**Raw data**.
+--

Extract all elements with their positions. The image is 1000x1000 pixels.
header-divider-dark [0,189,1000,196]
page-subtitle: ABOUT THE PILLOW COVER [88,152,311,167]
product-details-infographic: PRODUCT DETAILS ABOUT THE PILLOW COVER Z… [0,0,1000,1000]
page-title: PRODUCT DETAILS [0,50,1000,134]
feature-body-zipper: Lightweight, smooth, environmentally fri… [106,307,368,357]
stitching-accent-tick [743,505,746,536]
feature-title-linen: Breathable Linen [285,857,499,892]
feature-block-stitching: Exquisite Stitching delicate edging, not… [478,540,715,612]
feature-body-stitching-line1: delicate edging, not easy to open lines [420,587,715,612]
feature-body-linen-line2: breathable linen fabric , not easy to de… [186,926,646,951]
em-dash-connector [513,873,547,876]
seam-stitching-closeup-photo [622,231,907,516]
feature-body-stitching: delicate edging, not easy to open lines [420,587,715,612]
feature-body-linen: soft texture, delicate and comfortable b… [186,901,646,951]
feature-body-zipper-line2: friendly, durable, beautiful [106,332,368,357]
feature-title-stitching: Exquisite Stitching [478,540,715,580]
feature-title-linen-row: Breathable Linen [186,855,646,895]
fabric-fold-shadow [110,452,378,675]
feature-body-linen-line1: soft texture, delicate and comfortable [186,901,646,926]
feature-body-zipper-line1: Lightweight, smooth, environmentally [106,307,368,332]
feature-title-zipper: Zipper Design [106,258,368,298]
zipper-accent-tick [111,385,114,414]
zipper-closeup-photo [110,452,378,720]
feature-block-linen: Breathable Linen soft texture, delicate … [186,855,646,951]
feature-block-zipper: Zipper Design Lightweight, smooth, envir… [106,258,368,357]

+--

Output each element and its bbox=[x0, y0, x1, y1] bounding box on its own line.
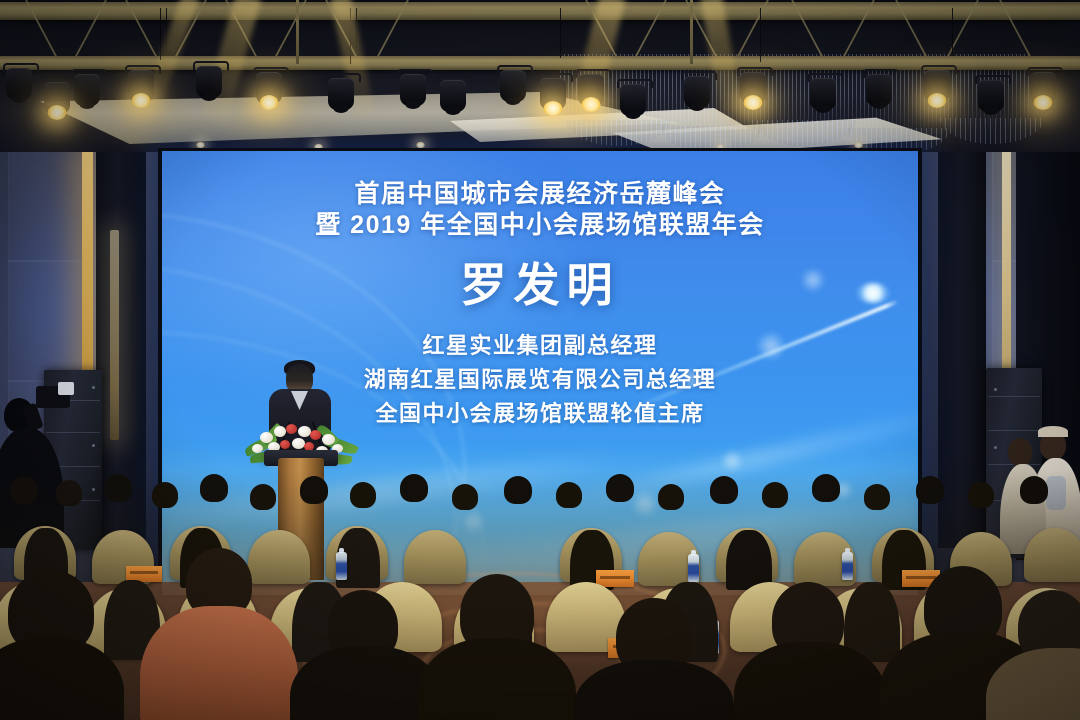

+--

**Task to carry out**.
Rewrite the items starting at the line containing "Extract all elements" and ending at the line containing "stitching-accent-tick [743,505,746,536]", replacing "PILLOW COVER" with "CUSHION CASE" and leaving everything else unchanged.

**Task answer**.
Extract all elements with their positions. The image is 1000x1000 pixels.
header-divider-dark [0,189,1000,196]
page-subtitle: ABOUT THE CUSHION CASE [88,152,311,167]
product-details-infographic: PRODUCT DETAILS ABOUT THE CUSHION CASE Z… [0,0,1000,1000]
page-title: PRODUCT DETAILS [0,50,1000,134]
feature-body-zipper: Lightweight, smooth, environmentally fri… [106,307,368,357]
stitching-accent-tick [743,505,746,536]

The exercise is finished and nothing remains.